◆ ENTRIES SHOWN:
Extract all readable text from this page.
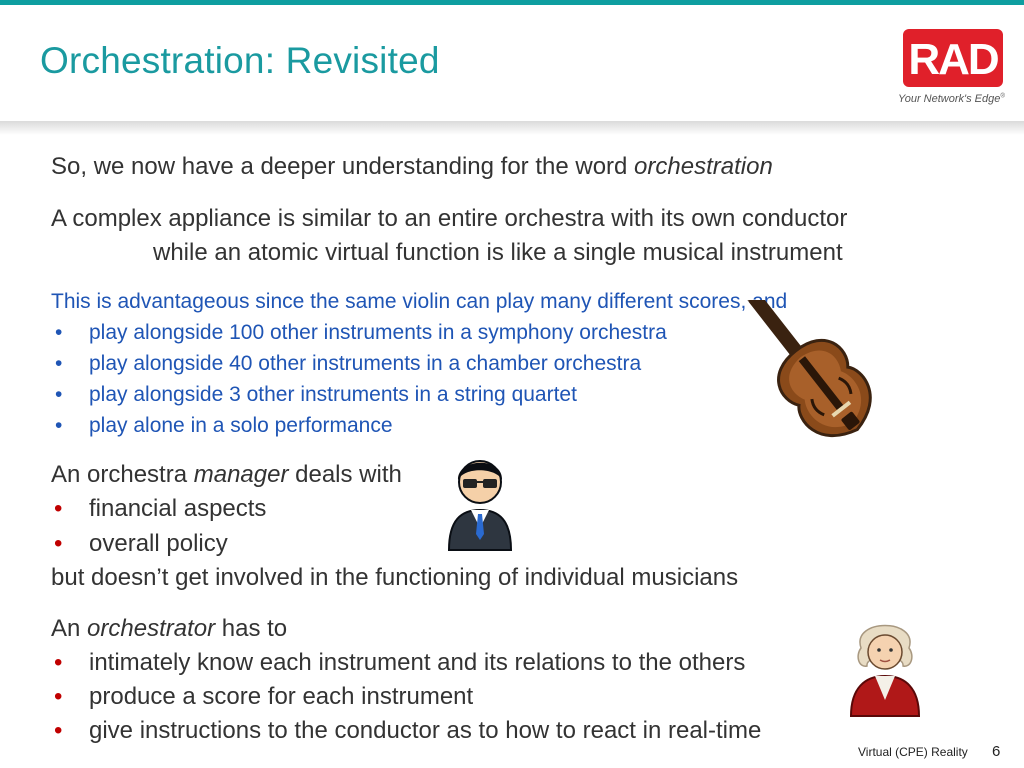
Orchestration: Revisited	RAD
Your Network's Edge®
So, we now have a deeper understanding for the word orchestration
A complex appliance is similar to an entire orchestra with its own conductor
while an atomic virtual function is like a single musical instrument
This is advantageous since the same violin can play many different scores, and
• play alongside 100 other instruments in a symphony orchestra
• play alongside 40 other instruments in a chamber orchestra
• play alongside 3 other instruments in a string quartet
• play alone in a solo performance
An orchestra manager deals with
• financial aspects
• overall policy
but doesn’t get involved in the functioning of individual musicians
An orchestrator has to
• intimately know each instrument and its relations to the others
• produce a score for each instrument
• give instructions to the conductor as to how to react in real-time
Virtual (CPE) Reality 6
---
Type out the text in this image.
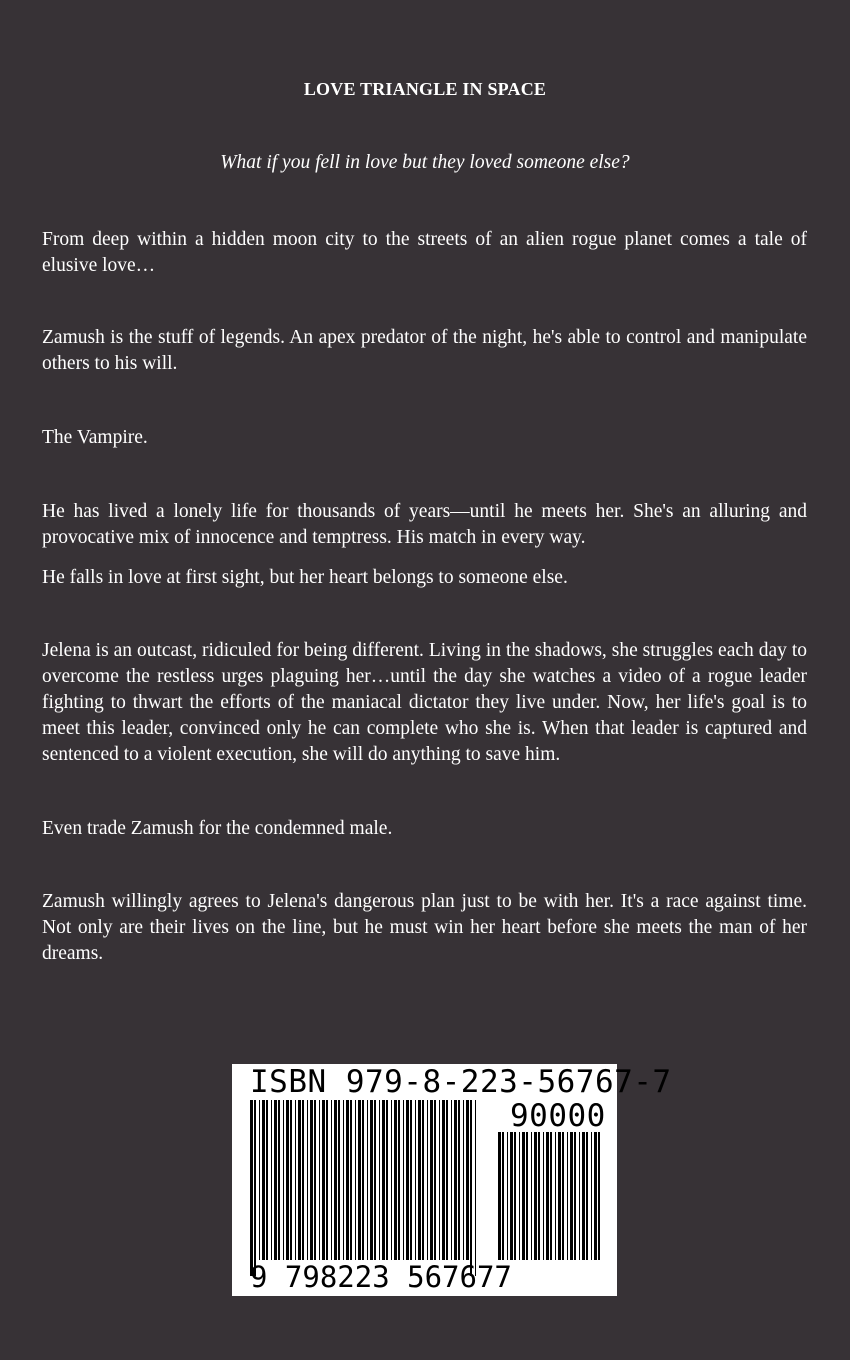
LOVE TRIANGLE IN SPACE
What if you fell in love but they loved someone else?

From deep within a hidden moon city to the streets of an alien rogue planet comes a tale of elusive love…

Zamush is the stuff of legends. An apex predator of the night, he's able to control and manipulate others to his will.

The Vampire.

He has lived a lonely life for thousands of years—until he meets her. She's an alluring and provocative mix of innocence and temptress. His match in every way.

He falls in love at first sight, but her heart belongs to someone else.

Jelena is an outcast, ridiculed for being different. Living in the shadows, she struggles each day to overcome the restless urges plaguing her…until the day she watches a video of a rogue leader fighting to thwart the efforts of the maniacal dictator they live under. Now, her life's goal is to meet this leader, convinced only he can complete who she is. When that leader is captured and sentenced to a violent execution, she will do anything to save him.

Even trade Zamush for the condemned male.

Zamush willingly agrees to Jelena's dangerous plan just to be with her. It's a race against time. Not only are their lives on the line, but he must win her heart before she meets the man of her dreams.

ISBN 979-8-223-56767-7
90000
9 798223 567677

◆ DESCRIPTION OF THE TASK:
Identify the lines in the entries above that contain "else", then copy them out.

◆ RESPONSE TO THE TASK:
What if you fell in love but they loved someone else?
He falls in love at first sight, but her heart belongs to someone else.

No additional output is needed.